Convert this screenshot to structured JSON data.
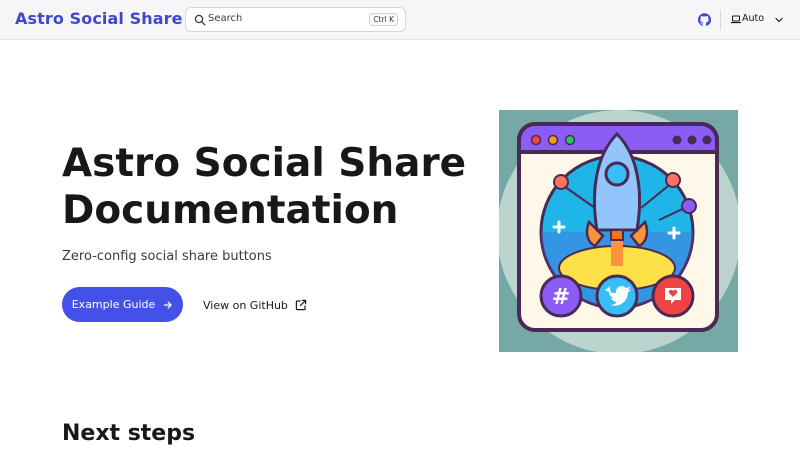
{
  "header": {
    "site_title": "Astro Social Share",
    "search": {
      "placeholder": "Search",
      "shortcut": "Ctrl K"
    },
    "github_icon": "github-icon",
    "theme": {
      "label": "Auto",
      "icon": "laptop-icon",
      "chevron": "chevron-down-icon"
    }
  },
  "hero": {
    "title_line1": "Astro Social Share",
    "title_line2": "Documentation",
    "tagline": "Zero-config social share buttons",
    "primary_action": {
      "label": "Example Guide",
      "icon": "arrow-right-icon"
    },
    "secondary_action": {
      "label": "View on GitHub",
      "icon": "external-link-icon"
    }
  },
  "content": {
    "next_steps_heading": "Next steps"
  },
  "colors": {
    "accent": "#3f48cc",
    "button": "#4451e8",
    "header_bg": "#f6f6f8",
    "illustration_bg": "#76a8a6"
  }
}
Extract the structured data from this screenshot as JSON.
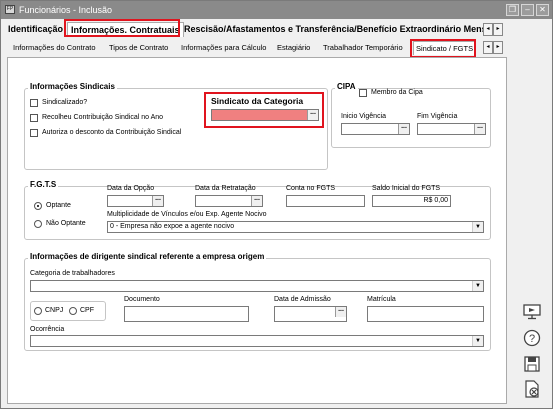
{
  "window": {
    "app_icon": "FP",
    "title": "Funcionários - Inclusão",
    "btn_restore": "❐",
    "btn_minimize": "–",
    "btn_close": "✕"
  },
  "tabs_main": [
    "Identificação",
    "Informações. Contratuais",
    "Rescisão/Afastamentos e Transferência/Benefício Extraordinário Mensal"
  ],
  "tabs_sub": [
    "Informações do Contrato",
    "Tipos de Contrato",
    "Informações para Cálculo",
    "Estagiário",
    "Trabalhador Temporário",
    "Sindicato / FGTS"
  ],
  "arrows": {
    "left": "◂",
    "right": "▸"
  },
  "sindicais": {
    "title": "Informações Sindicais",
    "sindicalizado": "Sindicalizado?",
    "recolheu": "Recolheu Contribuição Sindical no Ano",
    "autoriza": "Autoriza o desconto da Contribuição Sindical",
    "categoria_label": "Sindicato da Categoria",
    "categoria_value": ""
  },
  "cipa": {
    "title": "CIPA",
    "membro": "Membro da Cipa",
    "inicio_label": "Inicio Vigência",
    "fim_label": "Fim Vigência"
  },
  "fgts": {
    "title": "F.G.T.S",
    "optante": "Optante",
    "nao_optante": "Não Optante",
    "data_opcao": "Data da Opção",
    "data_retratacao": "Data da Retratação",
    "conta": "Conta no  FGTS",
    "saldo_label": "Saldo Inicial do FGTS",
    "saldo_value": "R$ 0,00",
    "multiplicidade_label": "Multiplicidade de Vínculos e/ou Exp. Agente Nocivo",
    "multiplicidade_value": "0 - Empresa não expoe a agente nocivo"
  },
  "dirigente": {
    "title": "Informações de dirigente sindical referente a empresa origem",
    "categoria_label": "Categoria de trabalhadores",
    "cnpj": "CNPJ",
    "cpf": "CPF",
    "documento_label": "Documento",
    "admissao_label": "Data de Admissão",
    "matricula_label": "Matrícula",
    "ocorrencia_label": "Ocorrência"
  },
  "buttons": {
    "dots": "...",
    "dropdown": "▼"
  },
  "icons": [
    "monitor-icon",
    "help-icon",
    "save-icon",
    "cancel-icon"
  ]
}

EXERCISE>
Copy all lines of the material above where the string "Vigência" occurs.

SOLUTION TO THIS EXERCISE>
    "inicio_label": "Inicio Vigência",
    "fim_label": "Fim Vigência"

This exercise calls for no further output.